### Exercise brief
Pull out each line of the data that includes the word "JSON".

### Figure content listings

+ + + + + + +

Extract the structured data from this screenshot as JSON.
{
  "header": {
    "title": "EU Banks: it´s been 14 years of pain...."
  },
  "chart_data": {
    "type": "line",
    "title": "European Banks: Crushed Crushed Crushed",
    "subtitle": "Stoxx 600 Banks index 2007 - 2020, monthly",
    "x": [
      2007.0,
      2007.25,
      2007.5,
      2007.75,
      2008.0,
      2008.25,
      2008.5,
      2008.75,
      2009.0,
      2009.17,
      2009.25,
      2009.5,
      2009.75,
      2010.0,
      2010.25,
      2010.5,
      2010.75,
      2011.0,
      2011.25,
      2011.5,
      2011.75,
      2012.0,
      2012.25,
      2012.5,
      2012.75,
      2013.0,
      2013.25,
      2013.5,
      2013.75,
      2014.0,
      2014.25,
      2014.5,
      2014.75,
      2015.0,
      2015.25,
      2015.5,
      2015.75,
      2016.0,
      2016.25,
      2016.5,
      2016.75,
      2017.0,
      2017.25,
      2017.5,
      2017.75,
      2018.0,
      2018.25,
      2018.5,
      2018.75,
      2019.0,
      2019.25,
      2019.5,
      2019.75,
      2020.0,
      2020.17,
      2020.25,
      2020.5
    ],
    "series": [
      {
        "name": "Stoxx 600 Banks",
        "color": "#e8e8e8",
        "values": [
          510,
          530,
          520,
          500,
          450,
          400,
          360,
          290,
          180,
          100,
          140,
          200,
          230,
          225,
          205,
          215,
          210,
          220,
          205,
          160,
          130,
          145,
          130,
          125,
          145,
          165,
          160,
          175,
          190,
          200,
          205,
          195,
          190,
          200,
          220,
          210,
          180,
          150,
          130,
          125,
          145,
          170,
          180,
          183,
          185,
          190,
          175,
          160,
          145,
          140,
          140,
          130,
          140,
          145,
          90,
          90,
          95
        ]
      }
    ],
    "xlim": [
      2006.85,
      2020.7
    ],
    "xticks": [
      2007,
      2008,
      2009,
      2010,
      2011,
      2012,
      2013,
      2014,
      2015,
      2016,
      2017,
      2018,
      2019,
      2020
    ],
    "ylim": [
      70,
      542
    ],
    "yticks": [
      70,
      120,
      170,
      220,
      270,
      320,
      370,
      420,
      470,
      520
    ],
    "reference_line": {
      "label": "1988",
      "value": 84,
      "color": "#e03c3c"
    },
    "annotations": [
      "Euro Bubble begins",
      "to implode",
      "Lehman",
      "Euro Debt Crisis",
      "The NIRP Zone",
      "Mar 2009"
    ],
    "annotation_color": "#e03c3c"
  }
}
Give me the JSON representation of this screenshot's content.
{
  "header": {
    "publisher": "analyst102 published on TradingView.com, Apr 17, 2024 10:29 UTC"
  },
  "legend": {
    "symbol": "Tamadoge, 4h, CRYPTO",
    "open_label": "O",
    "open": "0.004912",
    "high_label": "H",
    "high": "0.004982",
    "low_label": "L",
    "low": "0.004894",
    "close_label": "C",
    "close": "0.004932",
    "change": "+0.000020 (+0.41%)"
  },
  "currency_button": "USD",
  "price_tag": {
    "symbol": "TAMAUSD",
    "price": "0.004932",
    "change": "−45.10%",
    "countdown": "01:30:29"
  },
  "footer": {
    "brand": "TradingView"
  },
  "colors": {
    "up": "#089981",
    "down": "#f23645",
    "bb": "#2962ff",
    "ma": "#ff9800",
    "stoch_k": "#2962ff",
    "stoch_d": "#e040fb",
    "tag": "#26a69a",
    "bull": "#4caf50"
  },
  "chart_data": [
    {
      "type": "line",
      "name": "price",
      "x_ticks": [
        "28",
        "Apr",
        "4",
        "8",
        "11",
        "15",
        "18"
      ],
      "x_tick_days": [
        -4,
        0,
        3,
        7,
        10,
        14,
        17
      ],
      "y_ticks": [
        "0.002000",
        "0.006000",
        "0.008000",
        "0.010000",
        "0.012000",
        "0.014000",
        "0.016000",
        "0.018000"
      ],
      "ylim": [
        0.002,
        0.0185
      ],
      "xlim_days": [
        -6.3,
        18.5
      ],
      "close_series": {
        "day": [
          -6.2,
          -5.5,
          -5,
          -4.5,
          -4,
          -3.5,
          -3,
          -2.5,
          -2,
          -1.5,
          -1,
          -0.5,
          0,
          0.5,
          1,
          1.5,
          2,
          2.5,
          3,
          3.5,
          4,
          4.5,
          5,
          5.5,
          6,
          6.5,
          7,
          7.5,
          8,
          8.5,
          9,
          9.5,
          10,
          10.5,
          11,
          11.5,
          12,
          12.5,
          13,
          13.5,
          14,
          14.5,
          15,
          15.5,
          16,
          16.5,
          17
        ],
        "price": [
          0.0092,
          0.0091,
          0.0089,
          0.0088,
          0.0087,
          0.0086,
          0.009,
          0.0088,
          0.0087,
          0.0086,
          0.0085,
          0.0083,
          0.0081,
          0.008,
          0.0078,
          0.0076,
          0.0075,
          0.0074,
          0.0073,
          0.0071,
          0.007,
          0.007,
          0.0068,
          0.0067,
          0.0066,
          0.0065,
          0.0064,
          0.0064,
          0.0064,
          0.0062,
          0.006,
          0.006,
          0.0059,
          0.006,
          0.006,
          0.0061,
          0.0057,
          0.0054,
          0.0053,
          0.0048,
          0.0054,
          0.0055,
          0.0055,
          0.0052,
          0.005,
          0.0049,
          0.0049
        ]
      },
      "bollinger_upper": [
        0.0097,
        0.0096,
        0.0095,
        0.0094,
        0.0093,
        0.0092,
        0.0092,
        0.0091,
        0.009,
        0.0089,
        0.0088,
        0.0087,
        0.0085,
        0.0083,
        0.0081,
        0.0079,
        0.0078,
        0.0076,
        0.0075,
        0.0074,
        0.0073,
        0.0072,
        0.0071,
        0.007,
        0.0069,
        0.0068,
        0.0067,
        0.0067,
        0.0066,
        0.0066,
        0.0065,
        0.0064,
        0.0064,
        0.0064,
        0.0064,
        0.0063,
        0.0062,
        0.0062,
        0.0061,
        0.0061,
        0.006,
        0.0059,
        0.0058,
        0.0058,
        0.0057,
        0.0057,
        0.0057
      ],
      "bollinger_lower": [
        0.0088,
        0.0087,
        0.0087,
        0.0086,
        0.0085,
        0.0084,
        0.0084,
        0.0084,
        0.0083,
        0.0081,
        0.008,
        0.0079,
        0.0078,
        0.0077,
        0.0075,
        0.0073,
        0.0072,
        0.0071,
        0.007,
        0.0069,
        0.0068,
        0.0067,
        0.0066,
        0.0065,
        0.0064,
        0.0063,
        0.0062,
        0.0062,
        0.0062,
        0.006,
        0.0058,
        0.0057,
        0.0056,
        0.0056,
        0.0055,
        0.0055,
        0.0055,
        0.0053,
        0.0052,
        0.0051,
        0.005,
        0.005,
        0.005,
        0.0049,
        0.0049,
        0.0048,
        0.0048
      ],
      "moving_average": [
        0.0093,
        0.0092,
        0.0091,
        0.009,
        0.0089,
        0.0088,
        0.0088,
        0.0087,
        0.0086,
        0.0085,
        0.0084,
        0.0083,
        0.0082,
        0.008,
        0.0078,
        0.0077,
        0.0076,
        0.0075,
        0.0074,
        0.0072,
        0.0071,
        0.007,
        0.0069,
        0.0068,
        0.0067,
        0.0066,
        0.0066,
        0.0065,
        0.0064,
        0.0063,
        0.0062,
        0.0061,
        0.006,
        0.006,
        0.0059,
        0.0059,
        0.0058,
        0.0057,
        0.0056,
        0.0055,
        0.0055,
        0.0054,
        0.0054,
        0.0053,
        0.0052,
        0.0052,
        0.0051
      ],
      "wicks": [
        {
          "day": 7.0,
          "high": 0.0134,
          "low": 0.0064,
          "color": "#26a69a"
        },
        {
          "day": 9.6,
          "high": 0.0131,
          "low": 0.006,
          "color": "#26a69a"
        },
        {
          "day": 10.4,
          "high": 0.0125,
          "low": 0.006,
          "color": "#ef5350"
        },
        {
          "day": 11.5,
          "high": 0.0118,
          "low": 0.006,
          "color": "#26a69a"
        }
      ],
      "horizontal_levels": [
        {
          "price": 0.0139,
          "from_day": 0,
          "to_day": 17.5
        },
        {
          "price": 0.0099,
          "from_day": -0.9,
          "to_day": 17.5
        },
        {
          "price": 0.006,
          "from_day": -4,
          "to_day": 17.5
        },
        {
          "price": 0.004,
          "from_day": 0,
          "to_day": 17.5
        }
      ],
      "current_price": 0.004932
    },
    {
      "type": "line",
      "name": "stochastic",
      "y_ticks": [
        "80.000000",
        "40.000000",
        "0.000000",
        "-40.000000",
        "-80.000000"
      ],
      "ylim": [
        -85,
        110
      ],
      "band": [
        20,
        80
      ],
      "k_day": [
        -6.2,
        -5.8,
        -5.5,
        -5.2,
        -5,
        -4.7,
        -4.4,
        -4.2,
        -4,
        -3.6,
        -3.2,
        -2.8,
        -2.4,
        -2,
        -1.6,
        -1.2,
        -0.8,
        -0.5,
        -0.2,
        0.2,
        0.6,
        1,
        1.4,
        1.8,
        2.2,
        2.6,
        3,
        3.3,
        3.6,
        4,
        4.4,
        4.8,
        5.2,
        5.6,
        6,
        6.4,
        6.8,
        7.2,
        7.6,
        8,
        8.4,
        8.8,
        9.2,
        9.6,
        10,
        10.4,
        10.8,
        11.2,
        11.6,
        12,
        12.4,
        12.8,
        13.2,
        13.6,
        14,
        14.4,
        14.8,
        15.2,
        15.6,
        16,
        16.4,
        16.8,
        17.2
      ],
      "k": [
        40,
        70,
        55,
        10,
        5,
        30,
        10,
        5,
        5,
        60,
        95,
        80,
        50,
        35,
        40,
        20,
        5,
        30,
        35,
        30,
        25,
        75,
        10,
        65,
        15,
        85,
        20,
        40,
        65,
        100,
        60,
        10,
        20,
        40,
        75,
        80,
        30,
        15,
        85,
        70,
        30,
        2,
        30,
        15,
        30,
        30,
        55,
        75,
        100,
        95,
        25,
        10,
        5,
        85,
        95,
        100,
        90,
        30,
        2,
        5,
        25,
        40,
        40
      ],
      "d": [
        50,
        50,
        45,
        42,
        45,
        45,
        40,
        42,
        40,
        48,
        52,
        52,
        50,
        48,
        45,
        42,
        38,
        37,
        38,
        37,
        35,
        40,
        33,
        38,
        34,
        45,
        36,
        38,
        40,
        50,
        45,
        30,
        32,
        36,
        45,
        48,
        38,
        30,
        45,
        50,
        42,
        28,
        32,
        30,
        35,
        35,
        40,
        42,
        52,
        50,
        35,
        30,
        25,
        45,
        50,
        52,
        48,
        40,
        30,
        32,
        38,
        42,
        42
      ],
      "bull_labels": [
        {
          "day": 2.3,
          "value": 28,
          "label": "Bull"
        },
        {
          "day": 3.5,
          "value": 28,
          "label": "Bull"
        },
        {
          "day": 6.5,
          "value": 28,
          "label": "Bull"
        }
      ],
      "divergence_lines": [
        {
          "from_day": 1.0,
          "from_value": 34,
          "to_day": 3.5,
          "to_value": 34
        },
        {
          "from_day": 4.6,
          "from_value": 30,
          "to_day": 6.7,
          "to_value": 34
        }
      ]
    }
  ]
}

+ + + + + + +

### Solution to this exercise
Extract the structured data from this screenshot as JSON.
Give me the JSON representation of this screenshot's content.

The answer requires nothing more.